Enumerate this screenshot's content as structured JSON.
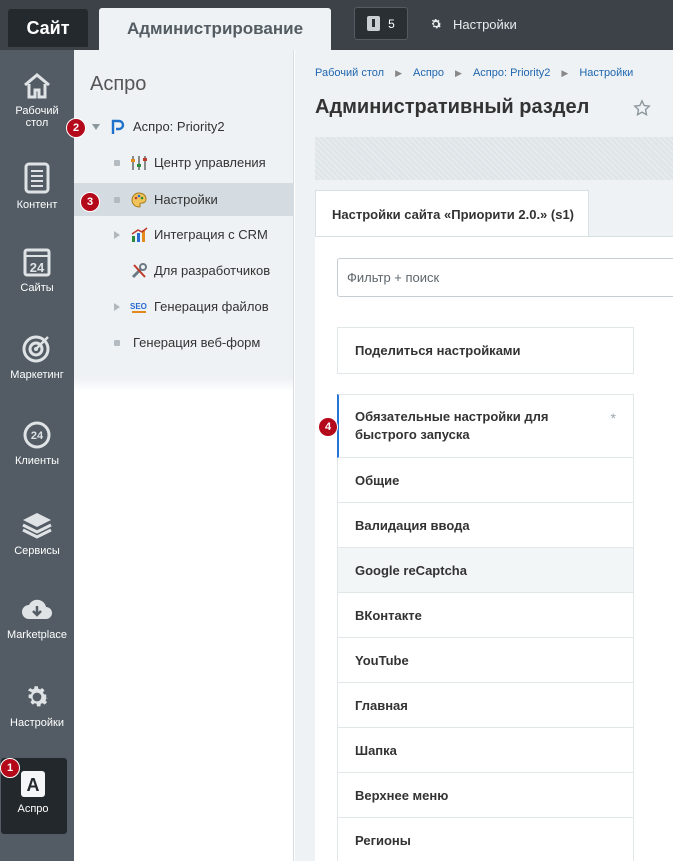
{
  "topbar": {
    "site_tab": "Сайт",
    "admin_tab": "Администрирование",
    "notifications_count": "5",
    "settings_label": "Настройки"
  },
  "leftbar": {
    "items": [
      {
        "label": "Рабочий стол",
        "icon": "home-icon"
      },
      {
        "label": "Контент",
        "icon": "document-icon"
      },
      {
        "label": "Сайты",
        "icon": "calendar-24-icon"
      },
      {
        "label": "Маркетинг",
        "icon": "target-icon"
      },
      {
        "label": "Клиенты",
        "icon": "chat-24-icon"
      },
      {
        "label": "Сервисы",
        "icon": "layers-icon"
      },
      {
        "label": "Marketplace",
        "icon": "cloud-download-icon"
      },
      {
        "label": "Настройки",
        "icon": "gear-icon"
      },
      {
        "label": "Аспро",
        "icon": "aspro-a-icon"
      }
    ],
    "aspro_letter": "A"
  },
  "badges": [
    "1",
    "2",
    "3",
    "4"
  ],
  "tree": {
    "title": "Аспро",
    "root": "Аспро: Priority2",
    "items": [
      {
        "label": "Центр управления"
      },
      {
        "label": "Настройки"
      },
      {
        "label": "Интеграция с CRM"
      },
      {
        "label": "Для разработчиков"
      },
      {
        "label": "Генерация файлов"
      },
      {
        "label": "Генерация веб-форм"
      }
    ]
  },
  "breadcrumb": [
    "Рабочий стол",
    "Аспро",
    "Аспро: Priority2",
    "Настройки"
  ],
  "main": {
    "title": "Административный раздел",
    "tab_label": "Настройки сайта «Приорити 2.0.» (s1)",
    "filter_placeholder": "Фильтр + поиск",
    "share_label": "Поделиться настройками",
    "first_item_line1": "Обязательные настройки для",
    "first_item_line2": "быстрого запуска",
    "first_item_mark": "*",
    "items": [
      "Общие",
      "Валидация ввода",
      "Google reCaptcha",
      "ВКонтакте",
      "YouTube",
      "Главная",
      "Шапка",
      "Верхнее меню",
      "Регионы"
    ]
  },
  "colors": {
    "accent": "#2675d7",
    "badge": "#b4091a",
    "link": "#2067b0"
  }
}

━━━━━━━━━━━━━━━━━━━━━━━━━━━━━━

Reproduce every record above exactly, omitting the pictures.

Enumerate this screenshot's content as structured JSON.
{
  "topbar": {
    "site_tab": "Сайт",
    "admin_tab": "Администрирование",
    "notifications_count": "5",
    "settings_label": "Настройки"
  },
  "leftbar": {
    "items": [
      {
        "label": "Рабочий стол",
        "icon": "home-icon"
      },
      {
        "label": "Контент",
        "icon": "document-icon"
      },
      {
        "label": "Сайты",
        "icon": "calendar-24-icon"
      },
      {
        "label": "Маркетинг",
        "icon": "target-icon"
      },
      {
        "label": "Клиенты",
        "icon": "chat-24-icon"
      },
      {
        "label": "Сервисы",
        "icon": "layers-icon"
      },
      {
        "label": "Marketplace",
        "icon": "cloud-download-icon"
      },
      {
        "label": "Настройки",
        "icon": "gear-icon"
      },
      {
        "label": "Аспро",
        "icon": "aspro-a-icon"
      }
    ],
    "aspro_letter": "A"
  },
  "badges": [
    "1",
    "2",
    "3",
    "4"
  ],
  "tree": {
    "title": "Аспро",
    "root": "Аспро: Priority2",
    "items": [
      {
        "label": "Центр управления"
      },
      {
        "label": "Настройки"
      },
      {
        "label": "Интеграция с CRM"
      },
      {
        "label": "Для разработчиков"
      },
      {
        "label": "Генерация файлов"
      },
      {
        "label": "Генерация веб-форм"
      }
    ]
  },
  "breadcrumb": [
    "Рабочий стол",
    "Аспро",
    "Аспро: Priority2",
    "Настройки"
  ],
  "main": {
    "title": "Административный раздел",
    "tab_label": "Настройки сайта «Приорити 2.0.» (s1)",
    "filter_placeholder": "Фильтр + поиск",
    "share_label": "Поделиться настройками",
    "first_item_line1": "Обязательные настройки для",
    "first_item_line2": "быстрого запуска",
    "first_item_mark": "*",
    "items": [
      "Общие",
      "Валидация ввода",
      "Google reCaptcha",
      "ВКонтакте",
      "YouTube",
      "Главная",
      "Шапка",
      "Верхнее меню",
      "Регионы"
    ]
  },
  "colors": {
    "accent": "#2675d7",
    "badge": "#b4091a",
    "link": "#2067b0"
  }
}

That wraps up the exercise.